また、これまでに調査した限りでは、有明海と八代海で魚類の往来は認められず、両海域の環境と生態系構造及び機能を明確に異なるものと考えているということで、両海域の再生方策等を検討する上で、これらの知見も重要になるとの報告がございました。

 長くなりましたが、以上です。

○岡田委員長 ありがとうございました。改めて、農水省、関係県、水産庁、委員の先生方に情報提供をいただきましたことを深く感謝いたします。

 ただいまの事務局からの説明に関しまして、御質問、御意見を承りたいと思うんですが、あちこち飛ぶと多分混乱するだろうと思いますので、まず最後の山口先生のところからスタートしたいと思うんですが、山口先生、短い時間で御報告いただきました。今、事務局で、また時間が短い中で簡単に御紹介いただいたわけですが、何か追加で御説明などはございますか。

○山口(敦)委員 すみません。今日も多分時間がそんなにないと思いますので、何か質問があればお答えしますが、今日の御説明で1つ抜けていたのが、干潟の重要性の問題のところかなと思います。有明海と八代海では流れが違っていて、生態系も恐らく違うので、生物相の方は今調べているところですけれども、その流れの構造がどうなっているかというのを明らかにする必要があるというのと、あと奥部の干潟の違いですね。干潟自体の質の違いというのもあるんですけど、生物相がここまで違ってくるのに、干潟がどういうふうに関係しているかというところがまだ全く分からないので、そのことを明らかにすることで、再生とか海域の特異性とか、そういったところを明らかにするのにかなり貢献できるのではないかなと思います。

○岡田委員長 ありがとうございました。

(視覚レイアウトデータ)
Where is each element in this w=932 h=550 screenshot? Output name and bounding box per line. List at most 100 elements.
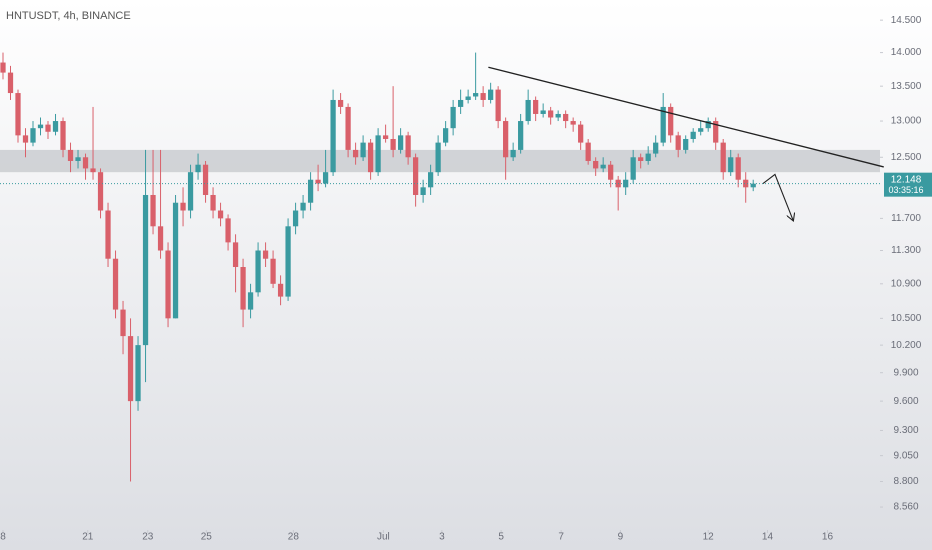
candle-body	[570, 121, 576, 125]
candle-body	[427, 172, 434, 188]
candle-body	[367, 142, 374, 173]
x-tick-label: 8	[0, 532, 6, 543]
candle-body	[608, 164, 614, 180]
candle-body	[397, 135, 404, 150]
y-tick-label: 10.900	[891, 278, 922, 289]
chart-title: HNTUSDT, 4h, BINANCE	[6, 10, 131, 22]
candle-body	[668, 106, 674, 136]
candle-body	[45, 124, 51, 132]
x-tick-label: 7	[558, 532, 564, 543]
candle-body	[683, 138, 689, 150]
candle-body	[112, 258, 119, 310]
candle-body	[315, 179, 321, 184]
candle-body	[382, 135, 389, 139]
candle-body	[443, 128, 449, 143]
candle-body	[653, 142, 659, 154]
y-tick-label: 8.800	[893, 476, 918, 487]
candle-body	[172, 202, 179, 319]
candle-body	[330, 99, 336, 173]
candle-body	[345, 106, 351, 150]
candle-body	[450, 106, 456, 129]
candle-body	[337, 99, 344, 107]
candle-body	[420, 187, 426, 195]
candle-body	[645, 153, 651, 161]
candle-body	[135, 345, 141, 402]
candle-body	[352, 149, 359, 158]
candle-body	[638, 157, 644, 161]
candle-body	[593, 160, 599, 169]
candle-body	[743, 179, 749, 188]
y-tick-label: 12.500	[891, 152, 922, 163]
y-tick-label: 14.000	[891, 47, 922, 58]
trendline	[488, 66, 884, 168]
candle-body	[120, 309, 126, 337]
candle-body	[52, 121, 59, 132]
y-tick-label: 9.900	[893, 367, 918, 378]
candle-body	[735, 157, 741, 180]
candle-body	[210, 194, 216, 211]
candle-body	[480, 93, 486, 100]
candle-body	[0, 62, 6, 73]
candle-body	[465, 96, 471, 100]
candle-body	[225, 218, 231, 243]
candle-body	[247, 292, 254, 310]
x-tick-label: 16	[822, 532, 834, 543]
countdown-label: 03:35:16	[888, 185, 923, 195]
x-tick-label: 21	[82, 532, 94, 543]
candle-body	[165, 250, 171, 319]
candle-body	[510, 149, 516, 158]
candle-body	[405, 135, 411, 158]
plot-area	[0, 52, 884, 482]
candle-body	[187, 172, 194, 211]
y-tick-label: 10.200	[891, 340, 922, 351]
candle-body	[300, 202, 306, 211]
candle-body	[630, 157, 636, 180]
y-tick-label: 13.500	[891, 81, 922, 92]
candle-body	[15, 93, 21, 136]
candle-body	[75, 157, 81, 161]
x-tick-label: 5	[498, 532, 504, 543]
y-tick-label: 10.500	[891, 313, 922, 324]
candle-body	[600, 164, 606, 169]
candle-body	[322, 172, 329, 184]
candle-body	[22, 135, 29, 143]
x-tick-label: Jul	[377, 532, 390, 543]
x-tick-label: 12	[703, 532, 715, 543]
y-tick-label: 11.300	[891, 245, 921, 256]
candle-body	[548, 110, 554, 118]
candle-body	[690, 131, 696, 139]
candle-body	[195, 164, 201, 173]
candle-body	[555, 113, 561, 118]
candle-body	[458, 99, 464, 107]
candle-body	[262, 250, 269, 259]
x-tick-label: 23	[142, 532, 154, 543]
last-price-label: 12.148	[891, 174, 922, 185]
projection-arrow	[762, 173, 793, 220]
x-tick-label: 3	[439, 532, 445, 543]
y-tick-label: 9.050	[893, 450, 918, 461]
candle-body	[277, 283, 284, 297]
candle-body	[540, 110, 546, 114]
candle-body	[90, 168, 96, 173]
candle-body	[232, 242, 239, 268]
candle-body	[412, 157, 419, 195]
candle-body	[217, 210, 224, 219]
candle-body	[713, 121, 719, 143]
candle-body	[67, 149, 74, 161]
candle-body	[473, 93, 479, 97]
candle-body	[240, 267, 246, 310]
candle-body	[150, 194, 156, 227]
candle-body	[390, 138, 396, 150]
y-tick-label: 9.600	[893, 396, 918, 407]
candle-body	[30, 128, 36, 143]
candle-body	[37, 124, 44, 129]
candle-body	[503, 121, 509, 158]
candle-body	[585, 142, 591, 161]
candle-body	[578, 124, 584, 143]
candle-body	[488, 89, 494, 100]
last-price-box	[884, 172, 932, 197]
y-tick-label: 8.560	[893, 502, 918, 513]
candle-body	[375, 135, 381, 173]
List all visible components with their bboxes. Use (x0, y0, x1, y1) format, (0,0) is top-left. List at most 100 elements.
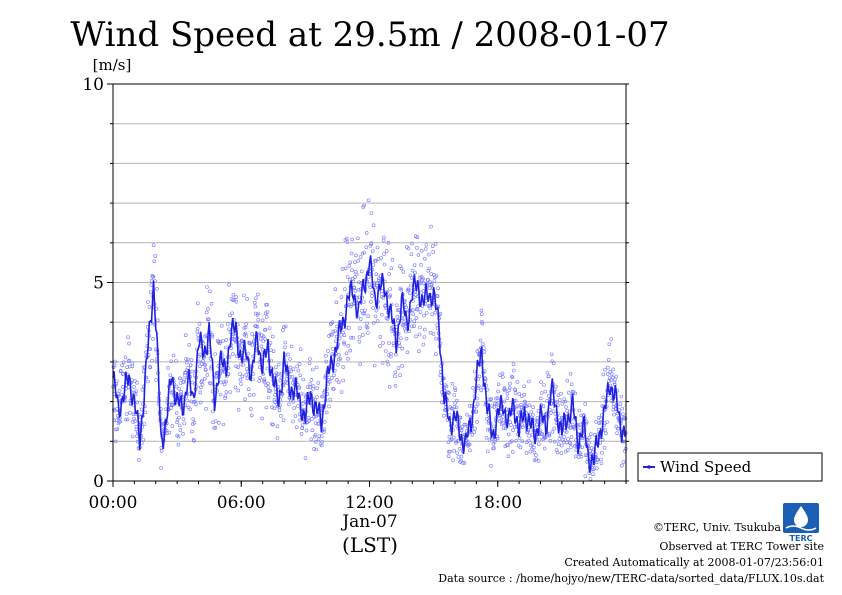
raw-sample-point (147, 305, 152, 309)
raw-sample-point (307, 361, 312, 366)
raw-sample-point (552, 426, 557, 431)
raw-sample-point (505, 396, 510, 401)
raw-sample-point (510, 450, 515, 454)
raw-sample-point (182, 377, 186, 382)
raw-sample-point (522, 384, 527, 389)
raw-sample-point (387, 384, 392, 389)
x-axis: 00:00 06:00 12:00 18:00 (89, 481, 627, 513)
raw-sample-point (438, 373, 443, 378)
raw-sample-point (609, 337, 614, 341)
raw-sample-point (277, 408, 282, 413)
raw-sample-point (569, 435, 574, 439)
raw-sample-point (496, 389, 500, 394)
raw-sample-point (439, 400, 444, 405)
raw-sample-point (369, 299, 373, 304)
raw-sample-point (205, 373, 210, 377)
raw-sample-point (584, 420, 589, 424)
raw-sample-point (477, 374, 482, 379)
raw-sample-point (415, 235, 420, 239)
raw-sample-point (300, 423, 305, 427)
raw-sample-point (480, 319, 484, 324)
raw-sample-point (412, 319, 417, 324)
raw-sample-point (405, 350, 410, 355)
raw-sample-point (547, 432, 551, 436)
raw-sample-point (508, 381, 512, 386)
raw-sample-point (266, 395, 271, 400)
raw-sample-point (357, 335, 362, 339)
raw-sample-point (605, 420, 609, 424)
created-text: Created Automatically at 2008-01-07/23:5… (564, 556, 824, 569)
raw-sample-point (428, 330, 433, 335)
raw-sample-point (358, 317, 363, 321)
raw-sample-point (373, 314, 378, 319)
raw-sample-point (362, 250, 367, 255)
y-tick-label-1: 5 (93, 274, 104, 294)
raw-sample-point (468, 448, 472, 453)
raw-sample-point (433, 310, 438, 315)
raw-sample-point (593, 432, 597, 437)
raw-sample-point (341, 330, 345, 335)
copyright-text: ©TERC, Univ. Tsukuba (653, 521, 781, 534)
raw-sample-point (239, 362, 243, 367)
raw-sample-point (383, 349, 388, 353)
raw-sample-point (418, 325, 422, 330)
raw-sample-point (166, 366, 170, 370)
raw-sample-point (399, 287, 404, 292)
raw-sample-point (565, 448, 570, 452)
raw-sample-point (483, 377, 488, 382)
logo-text: TERC (790, 534, 813, 543)
raw-sample-point (367, 283, 372, 287)
terc-logo: TERC (783, 503, 819, 543)
raw-sample-point (621, 460, 626, 464)
raw-sample-point (342, 333, 347, 338)
raw-sample-point (360, 333, 365, 337)
raw-sample-point (370, 290, 374, 295)
raw-sample-point (141, 437, 146, 442)
raw-sample-point (260, 416, 264, 421)
raw-sample-point (331, 329, 336, 334)
raw-sample-point (331, 387, 336, 391)
raw-sample-point (591, 472, 595, 477)
raw-sample-point (406, 287, 411, 292)
raw-sample-point (177, 423, 182, 428)
raw-sample-point (194, 402, 198, 407)
raw-sample-point (274, 371, 279, 376)
raw-sample-point (131, 420, 135, 424)
raw-sample-point (523, 400, 528, 405)
raw-sample-point (174, 384, 179, 389)
raw-sample-point (410, 241, 414, 246)
raw-sample-point (256, 317, 261, 322)
raw-sample-point (566, 390, 571, 395)
raw-sample-point (296, 368, 301, 373)
raw-sample-point (386, 240, 391, 245)
raw-sample-point (548, 438, 553, 443)
raw-sample-point (454, 405, 459, 410)
raw-sample-point (414, 334, 418, 339)
raw-sample-point (495, 436, 500, 441)
raw-sample-point (289, 369, 293, 374)
raw-sample-point (494, 402, 499, 407)
raw-sample-point (299, 432, 304, 436)
raw-sample-point (224, 390, 229, 394)
raw-sample-point (608, 369, 613, 374)
raw-sample-point (509, 423, 513, 427)
raw-sample-point (120, 385, 125, 389)
raw-sample-point (421, 276, 425, 281)
raw-sample-point (397, 344, 402, 349)
raw-sample-point (291, 367, 296, 371)
legend-swatch-marker (647, 465, 651, 469)
raw-sample-point (177, 415, 181, 420)
raw-sample-point (361, 311, 365, 316)
raw-sample-point (123, 355, 128, 360)
raw-sample-point (321, 394, 326, 399)
raw-sample-point (456, 439, 460, 443)
raw-sample-point (528, 449, 533, 454)
raw-sample-point (609, 378, 613, 382)
raw-sample-point (314, 447, 319, 452)
raw-sample-point (562, 435, 566, 439)
raw-sample-point (506, 432, 511, 437)
gridlines (113, 123, 626, 442)
raw-sample-point (398, 373, 402, 378)
raw-sample-point (409, 283, 413, 288)
raw-sample-point (401, 270, 406, 274)
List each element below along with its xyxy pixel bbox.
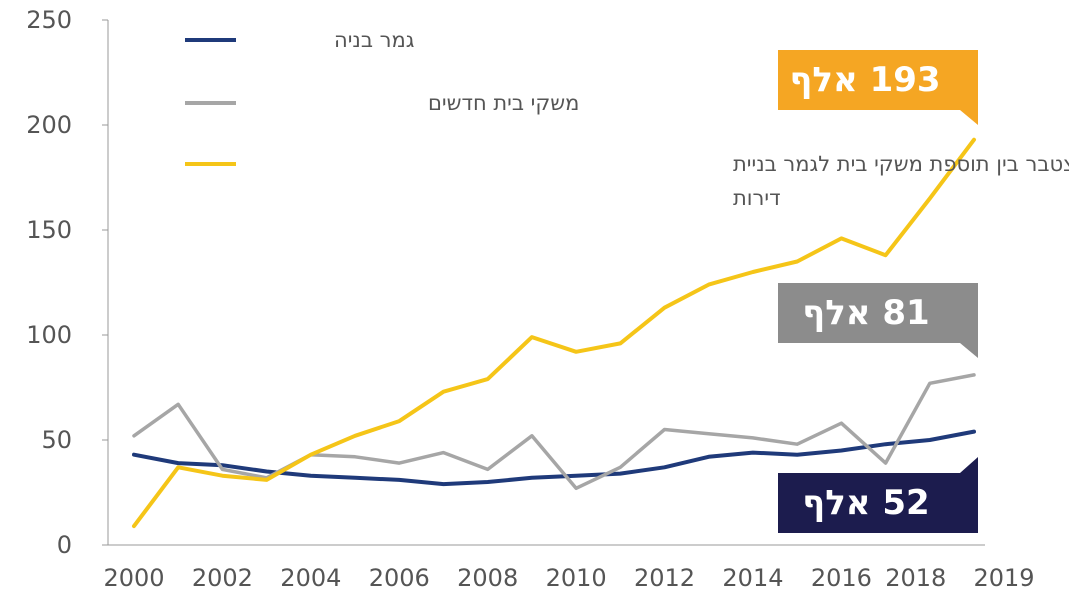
y-tick-label: 250	[26, 6, 72, 34]
x-tick-label: 2016	[811, 564, 872, 592]
x-tick-label: 2004	[280, 564, 341, 592]
callout-52: 52 אלף	[778, 457, 978, 533]
legend-label-gap: פער מצטבר בין תוספת משקי בית לגמר בניית	[733, 152, 1069, 176]
callout-193-box	[778, 50, 978, 125]
x-tick-label: 2008	[457, 564, 518, 592]
x-tick-label: 2006	[369, 564, 430, 592]
legend-label-households: משקי בית חדשים	[428, 91, 579, 115]
y-tick-label: 200	[26, 111, 72, 139]
callout-81-box	[778, 283, 978, 358]
x-tick-label: 2000	[103, 564, 164, 592]
callout-52-box	[778, 457, 978, 533]
x-axis-ticks: 2000 2002 2004 2006 2008 2010 2012 2014 2016 2018…	[103, 564, 1034, 592]
y-tick-label: 50	[41, 426, 72, 454]
x-tick-label: 2012	[634, 564, 695, 592]
x-tick-label: 2014	[722, 564, 783, 592]
y-axis-ticks: 0 50 100 150 200 250	[26, 6, 108, 559]
x-tick-label: 2002	[192, 564, 253, 592]
legend-label-gap-line2: דירות	[733, 186, 781, 210]
legend-label-construction: גמר בניה	[334, 28, 415, 52]
callout-81-label: 81 אלף	[802, 293, 929, 333]
callout-81: 81 אלף	[778, 283, 978, 358]
y-tick-label: 0	[57, 531, 72, 559]
y-tick-label: 100	[26, 321, 72, 349]
callout-193-label: 193 אלף	[789, 60, 940, 100]
callout-52-label: 52 אלף	[802, 483, 929, 523]
y-tick-label: 150	[26, 216, 72, 244]
x-tick-label: 2019	[973, 564, 1034, 592]
x-tick-label: 2010	[546, 564, 607, 592]
series-layer	[132, 137, 976, 529]
legend: גמר בניה משקי בית חדשים פער מצטבר בין תו…	[185, 28, 1069, 210]
callout-193: 193 אלף	[778, 50, 978, 125]
x-tick-label: 2018	[885, 564, 946, 592]
series-line-2	[132, 137, 976, 529]
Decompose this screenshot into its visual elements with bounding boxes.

_課題の指示_:
上の会議録について、次の問いに答えてください。
1. これまでの調査では、有明海と八代海の間で魚類の往来は認められましたか?
2. 岡田委員長は、質疑をどなたの報告のところから始めたいと述べましたか?
3. 山口(敦)委員によると、今日の説明で1つ抜けていたのは何の問題ですか?

_課題への解答_:
1. 認められませんでした。
2. 最後の山口先生のところからです。
3. 干潟の重要性の問題です。